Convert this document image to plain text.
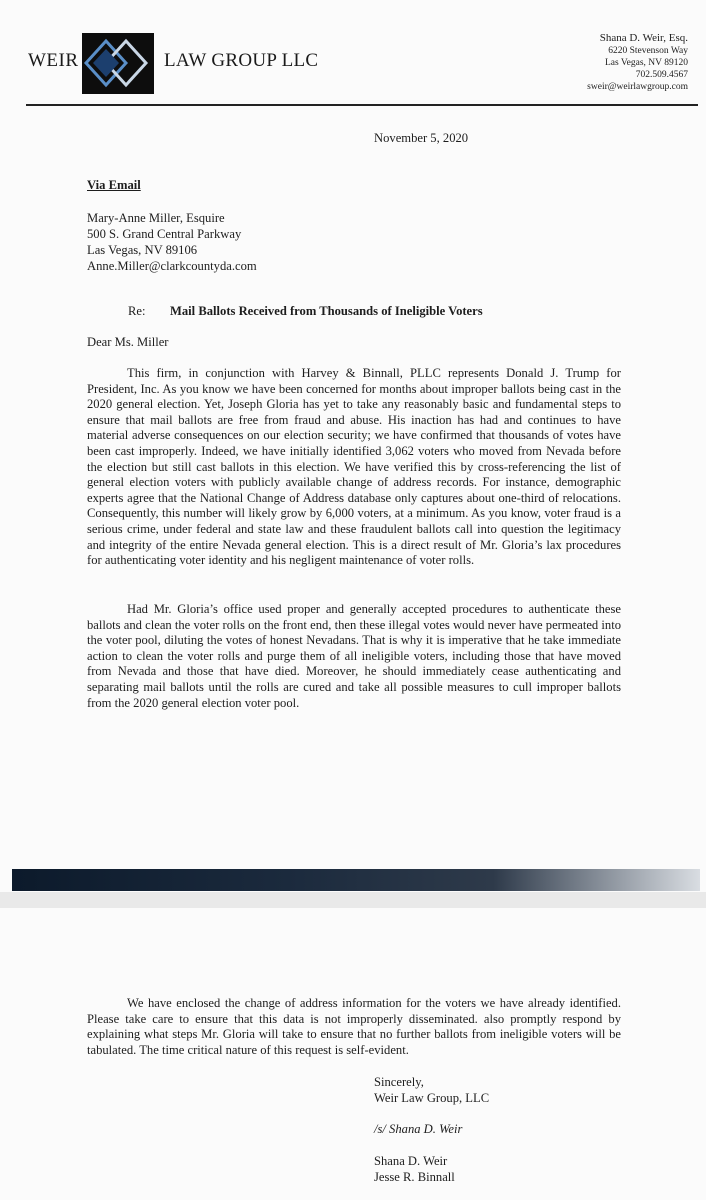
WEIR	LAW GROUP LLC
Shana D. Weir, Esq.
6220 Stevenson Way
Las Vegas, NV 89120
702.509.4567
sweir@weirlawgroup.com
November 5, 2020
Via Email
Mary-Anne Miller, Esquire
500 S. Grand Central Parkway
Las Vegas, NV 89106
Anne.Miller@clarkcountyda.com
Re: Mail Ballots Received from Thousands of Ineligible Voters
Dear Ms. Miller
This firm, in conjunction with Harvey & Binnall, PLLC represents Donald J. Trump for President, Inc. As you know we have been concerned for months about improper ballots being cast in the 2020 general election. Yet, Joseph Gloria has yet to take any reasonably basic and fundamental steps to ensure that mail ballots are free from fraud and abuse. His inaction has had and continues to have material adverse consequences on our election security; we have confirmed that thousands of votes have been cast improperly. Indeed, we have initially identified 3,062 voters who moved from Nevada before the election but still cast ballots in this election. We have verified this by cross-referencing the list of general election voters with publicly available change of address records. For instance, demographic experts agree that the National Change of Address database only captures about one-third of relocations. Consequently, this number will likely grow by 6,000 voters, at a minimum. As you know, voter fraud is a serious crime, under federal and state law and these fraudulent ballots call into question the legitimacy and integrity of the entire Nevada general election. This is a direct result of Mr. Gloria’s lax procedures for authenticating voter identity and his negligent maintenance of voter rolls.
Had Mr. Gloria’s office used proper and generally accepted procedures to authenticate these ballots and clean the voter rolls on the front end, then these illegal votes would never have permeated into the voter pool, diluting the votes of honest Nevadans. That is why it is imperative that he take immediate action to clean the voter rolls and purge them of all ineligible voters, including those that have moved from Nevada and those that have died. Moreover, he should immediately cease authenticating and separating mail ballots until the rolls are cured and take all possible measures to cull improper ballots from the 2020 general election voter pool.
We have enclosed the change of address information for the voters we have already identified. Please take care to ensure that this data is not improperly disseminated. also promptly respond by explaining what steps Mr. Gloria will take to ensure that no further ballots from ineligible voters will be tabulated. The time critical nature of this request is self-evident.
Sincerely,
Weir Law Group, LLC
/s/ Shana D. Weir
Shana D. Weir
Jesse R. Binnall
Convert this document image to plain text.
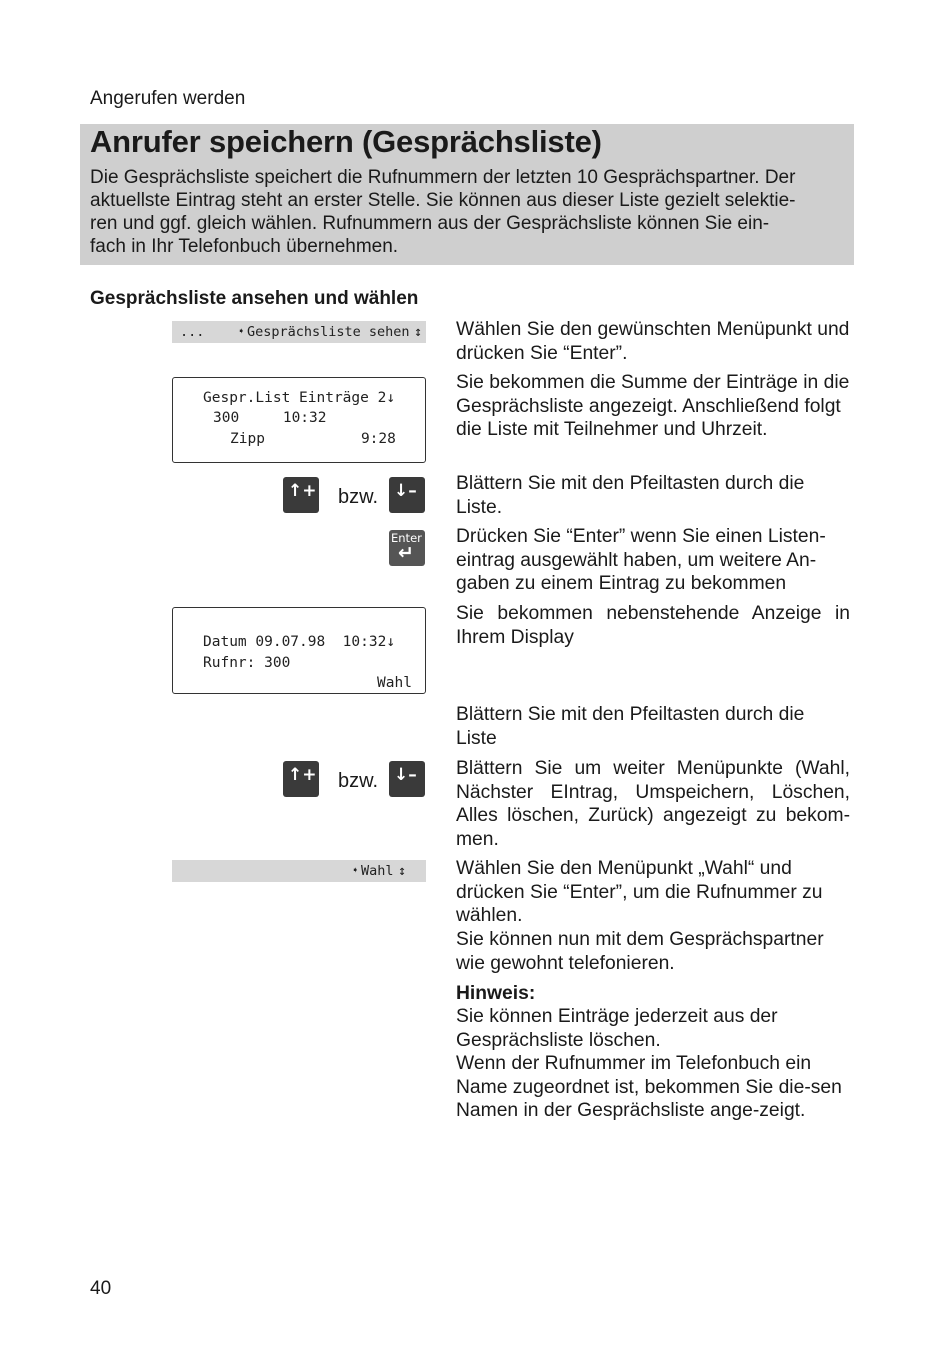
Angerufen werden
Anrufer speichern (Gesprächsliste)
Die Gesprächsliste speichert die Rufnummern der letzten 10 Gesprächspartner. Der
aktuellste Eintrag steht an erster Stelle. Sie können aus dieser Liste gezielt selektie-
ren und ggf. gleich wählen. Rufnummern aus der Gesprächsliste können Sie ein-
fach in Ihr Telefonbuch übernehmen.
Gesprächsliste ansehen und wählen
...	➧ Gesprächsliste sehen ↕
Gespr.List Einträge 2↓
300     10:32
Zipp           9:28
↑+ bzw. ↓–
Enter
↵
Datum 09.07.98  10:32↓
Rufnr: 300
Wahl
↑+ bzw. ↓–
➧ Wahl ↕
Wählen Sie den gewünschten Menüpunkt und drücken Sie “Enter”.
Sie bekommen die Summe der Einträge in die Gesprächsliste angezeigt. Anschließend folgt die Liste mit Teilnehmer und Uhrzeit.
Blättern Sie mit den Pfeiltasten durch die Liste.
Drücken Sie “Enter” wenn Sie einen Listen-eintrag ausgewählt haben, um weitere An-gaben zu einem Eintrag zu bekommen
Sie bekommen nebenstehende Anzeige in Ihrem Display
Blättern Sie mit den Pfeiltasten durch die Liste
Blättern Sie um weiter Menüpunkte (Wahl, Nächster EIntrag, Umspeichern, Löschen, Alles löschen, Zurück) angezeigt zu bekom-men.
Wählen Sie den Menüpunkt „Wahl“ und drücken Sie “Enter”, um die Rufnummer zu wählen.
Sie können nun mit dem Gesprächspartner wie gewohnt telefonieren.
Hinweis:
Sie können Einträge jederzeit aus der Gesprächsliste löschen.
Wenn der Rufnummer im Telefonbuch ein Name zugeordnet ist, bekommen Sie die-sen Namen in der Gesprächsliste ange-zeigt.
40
===
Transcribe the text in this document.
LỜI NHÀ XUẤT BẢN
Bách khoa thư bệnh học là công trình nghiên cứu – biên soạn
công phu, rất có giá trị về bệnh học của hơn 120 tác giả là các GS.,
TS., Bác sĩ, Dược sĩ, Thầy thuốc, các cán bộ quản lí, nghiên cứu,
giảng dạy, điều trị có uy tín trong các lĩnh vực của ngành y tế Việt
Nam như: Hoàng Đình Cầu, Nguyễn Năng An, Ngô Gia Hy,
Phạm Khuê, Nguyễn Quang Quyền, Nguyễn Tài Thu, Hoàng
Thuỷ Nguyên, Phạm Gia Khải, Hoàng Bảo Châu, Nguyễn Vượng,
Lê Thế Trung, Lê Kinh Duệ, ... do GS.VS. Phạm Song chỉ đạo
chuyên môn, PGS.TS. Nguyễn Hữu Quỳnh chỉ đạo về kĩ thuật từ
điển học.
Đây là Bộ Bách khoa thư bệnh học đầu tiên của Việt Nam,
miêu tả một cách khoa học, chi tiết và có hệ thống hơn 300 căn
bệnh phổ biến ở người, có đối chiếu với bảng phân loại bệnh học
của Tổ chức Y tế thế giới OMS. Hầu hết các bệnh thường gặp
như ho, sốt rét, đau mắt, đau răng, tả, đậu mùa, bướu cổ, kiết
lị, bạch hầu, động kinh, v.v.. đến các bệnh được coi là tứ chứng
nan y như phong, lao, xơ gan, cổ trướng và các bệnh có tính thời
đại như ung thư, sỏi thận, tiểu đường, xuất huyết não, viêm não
===
#### [DIRECTIVE]
Where a line of the data holds "durch", show that line.

#### [RESULT]
Blättern Sie mit den Pfeiltasten durch die Liste.
Blättern Sie mit den Pfeiltasten durch die Liste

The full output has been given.